Dataset items
┏━━
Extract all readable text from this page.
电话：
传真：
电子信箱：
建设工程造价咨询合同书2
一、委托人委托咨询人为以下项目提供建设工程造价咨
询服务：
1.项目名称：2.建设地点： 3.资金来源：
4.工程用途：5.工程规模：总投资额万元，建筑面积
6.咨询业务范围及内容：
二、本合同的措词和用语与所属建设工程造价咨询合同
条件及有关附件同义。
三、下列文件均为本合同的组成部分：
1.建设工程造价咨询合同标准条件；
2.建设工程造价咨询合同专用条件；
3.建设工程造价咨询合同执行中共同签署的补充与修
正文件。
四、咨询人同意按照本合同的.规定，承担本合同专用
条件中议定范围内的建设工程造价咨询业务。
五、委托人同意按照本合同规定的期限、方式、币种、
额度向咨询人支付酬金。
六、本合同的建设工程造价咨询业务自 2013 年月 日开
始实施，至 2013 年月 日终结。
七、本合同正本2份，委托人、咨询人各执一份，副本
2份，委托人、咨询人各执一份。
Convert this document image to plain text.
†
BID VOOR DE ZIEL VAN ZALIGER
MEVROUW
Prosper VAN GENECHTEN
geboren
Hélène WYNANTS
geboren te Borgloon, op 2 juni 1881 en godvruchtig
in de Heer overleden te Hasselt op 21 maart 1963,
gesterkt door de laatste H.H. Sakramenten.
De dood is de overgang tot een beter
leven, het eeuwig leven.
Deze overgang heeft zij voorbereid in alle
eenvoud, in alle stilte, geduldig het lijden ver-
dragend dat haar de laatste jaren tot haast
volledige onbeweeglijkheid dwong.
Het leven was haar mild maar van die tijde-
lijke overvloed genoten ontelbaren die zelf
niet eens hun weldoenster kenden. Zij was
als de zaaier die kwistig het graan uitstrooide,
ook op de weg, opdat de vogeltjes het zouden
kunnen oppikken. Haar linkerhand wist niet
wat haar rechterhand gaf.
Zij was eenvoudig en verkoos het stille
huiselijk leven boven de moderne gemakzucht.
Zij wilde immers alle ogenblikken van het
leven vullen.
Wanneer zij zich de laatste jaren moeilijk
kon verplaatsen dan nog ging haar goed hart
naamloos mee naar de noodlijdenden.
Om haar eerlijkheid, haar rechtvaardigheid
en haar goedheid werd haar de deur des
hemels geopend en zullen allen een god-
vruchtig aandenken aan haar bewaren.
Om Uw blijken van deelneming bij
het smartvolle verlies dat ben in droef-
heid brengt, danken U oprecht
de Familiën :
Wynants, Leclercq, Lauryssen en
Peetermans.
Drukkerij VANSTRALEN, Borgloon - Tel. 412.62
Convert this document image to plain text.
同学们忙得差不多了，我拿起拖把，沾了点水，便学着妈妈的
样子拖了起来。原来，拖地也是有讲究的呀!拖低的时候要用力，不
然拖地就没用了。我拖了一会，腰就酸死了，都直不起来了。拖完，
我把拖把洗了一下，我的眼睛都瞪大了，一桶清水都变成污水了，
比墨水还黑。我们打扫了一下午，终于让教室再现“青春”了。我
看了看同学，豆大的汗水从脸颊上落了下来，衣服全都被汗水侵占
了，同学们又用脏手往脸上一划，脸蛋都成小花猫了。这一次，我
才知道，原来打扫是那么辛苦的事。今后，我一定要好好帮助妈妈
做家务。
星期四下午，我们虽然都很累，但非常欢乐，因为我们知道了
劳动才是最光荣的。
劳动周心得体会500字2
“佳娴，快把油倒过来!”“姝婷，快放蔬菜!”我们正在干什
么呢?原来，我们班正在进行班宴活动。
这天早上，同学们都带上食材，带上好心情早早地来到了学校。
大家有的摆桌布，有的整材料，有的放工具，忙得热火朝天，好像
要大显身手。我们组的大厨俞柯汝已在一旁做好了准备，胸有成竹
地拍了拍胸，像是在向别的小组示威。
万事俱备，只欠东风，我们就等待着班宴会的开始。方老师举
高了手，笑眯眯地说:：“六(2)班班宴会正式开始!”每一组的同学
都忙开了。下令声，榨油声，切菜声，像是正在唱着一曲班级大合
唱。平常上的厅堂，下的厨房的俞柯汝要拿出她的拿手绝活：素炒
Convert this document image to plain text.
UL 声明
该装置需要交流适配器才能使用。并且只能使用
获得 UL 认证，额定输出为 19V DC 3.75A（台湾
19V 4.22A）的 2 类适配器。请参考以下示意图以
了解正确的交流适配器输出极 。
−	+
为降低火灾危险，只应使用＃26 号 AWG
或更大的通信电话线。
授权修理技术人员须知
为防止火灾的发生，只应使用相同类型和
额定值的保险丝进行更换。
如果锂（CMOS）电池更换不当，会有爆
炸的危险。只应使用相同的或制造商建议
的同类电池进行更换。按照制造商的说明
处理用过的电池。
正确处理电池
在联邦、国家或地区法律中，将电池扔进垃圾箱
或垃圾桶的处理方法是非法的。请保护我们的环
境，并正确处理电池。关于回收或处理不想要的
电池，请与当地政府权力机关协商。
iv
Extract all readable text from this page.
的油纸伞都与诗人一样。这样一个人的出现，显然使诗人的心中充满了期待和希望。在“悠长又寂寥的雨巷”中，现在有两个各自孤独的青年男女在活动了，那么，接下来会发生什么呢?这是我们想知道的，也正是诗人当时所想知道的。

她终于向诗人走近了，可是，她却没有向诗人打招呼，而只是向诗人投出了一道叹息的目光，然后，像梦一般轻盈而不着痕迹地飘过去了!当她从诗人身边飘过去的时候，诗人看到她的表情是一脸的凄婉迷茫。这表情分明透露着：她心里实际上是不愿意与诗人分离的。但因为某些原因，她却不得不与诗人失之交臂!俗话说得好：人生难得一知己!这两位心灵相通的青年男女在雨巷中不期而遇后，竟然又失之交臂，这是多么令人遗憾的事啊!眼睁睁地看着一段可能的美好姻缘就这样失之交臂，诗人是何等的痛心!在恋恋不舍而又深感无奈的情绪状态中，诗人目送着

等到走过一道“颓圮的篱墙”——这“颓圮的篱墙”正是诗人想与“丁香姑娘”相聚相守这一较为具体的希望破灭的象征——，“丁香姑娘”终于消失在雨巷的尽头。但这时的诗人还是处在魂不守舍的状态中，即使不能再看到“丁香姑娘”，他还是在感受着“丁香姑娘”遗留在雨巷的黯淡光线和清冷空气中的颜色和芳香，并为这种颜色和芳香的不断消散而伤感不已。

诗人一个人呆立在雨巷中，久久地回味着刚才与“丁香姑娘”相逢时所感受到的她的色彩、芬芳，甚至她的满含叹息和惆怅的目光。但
┗━━
THE PROBLEM: Determine the number of lines in the listing that hold the word "geboren", and supply that number and nothing further.

SOLVED EXERCISE: 2